___ PROVIDED DATA
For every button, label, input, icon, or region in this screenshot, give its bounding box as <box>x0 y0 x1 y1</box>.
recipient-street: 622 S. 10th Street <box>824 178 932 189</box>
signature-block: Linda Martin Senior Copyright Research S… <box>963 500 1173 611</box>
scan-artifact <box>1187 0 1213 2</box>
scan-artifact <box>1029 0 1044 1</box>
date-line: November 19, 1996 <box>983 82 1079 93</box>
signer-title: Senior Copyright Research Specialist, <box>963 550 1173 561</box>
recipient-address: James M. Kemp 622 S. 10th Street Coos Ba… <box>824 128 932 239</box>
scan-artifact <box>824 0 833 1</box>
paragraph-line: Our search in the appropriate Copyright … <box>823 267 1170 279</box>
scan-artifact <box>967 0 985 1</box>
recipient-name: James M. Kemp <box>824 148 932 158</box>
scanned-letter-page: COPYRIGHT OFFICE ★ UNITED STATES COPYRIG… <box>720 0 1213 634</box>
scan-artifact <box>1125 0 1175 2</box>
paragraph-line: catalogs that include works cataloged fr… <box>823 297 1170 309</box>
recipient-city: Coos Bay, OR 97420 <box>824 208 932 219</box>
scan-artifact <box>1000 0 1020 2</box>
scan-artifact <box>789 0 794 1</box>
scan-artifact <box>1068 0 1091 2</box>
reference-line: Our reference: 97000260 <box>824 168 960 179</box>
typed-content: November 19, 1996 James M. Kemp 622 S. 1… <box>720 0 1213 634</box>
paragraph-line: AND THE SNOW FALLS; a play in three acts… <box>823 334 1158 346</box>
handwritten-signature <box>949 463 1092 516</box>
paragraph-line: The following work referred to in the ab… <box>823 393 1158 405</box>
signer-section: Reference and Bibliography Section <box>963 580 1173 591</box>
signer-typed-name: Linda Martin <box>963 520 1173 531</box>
______
Reproduce each of the entries above verbatim, in the same order and line for line.

For every button, label, input, icon, or region in this screenshot, give its bounding box as <box>x0 y0 x1 y1</box>.
recipient-street: 622 S. 10th Street <box>824 178 932 189</box>
signature-block: Linda Martin Senior Copyright Research S… <box>963 500 1173 611</box>
scan-artifact <box>1187 0 1213 2</box>
scan-artifact <box>1029 0 1044 1</box>
date-line: November 19, 1996 <box>983 82 1079 93</box>
signer-title: Senior Copyright Research Specialist, <box>963 550 1173 561</box>
recipient-address: James M. Kemp 622 S. 10th Street Coos Ba… <box>824 128 932 239</box>
scan-artifact <box>824 0 833 1</box>
paragraph-line: Our search in the appropriate Copyright … <box>823 267 1170 279</box>
scan-artifact <box>967 0 985 1</box>
recipient-name: James M. Kemp <box>824 148 932 158</box>
scanned-letter-page: COPYRIGHT OFFICE ★ UNITED STATES COPYRIG… <box>720 0 1213 634</box>
scan-artifact <box>1125 0 1175 2</box>
paragraph-line: catalogs that include works cataloged fr… <box>823 297 1170 309</box>
recipient-city: Coos Bay, OR 97420 <box>824 208 932 219</box>
scan-artifact <box>1000 0 1020 2</box>
scan-artifact <box>789 0 794 1</box>
scan-artifact <box>1068 0 1091 2</box>
reference-line: Our reference: 97000260 <box>824 168 960 179</box>
typed-content: November 19, 1996 James M. Kemp 622 S. 1… <box>720 0 1213 634</box>
paragraph-line: AND THE SNOW FALLS; a play in three acts… <box>823 334 1158 346</box>
handwritten-signature <box>949 463 1092 516</box>
paragraph-line: The following work referred to in the ab… <box>823 393 1158 405</box>
signer-section: Reference and Bibliography Section <box>963 580 1173 591</box>
signer-typed-name: Linda Martin <box>963 520 1173 531</box>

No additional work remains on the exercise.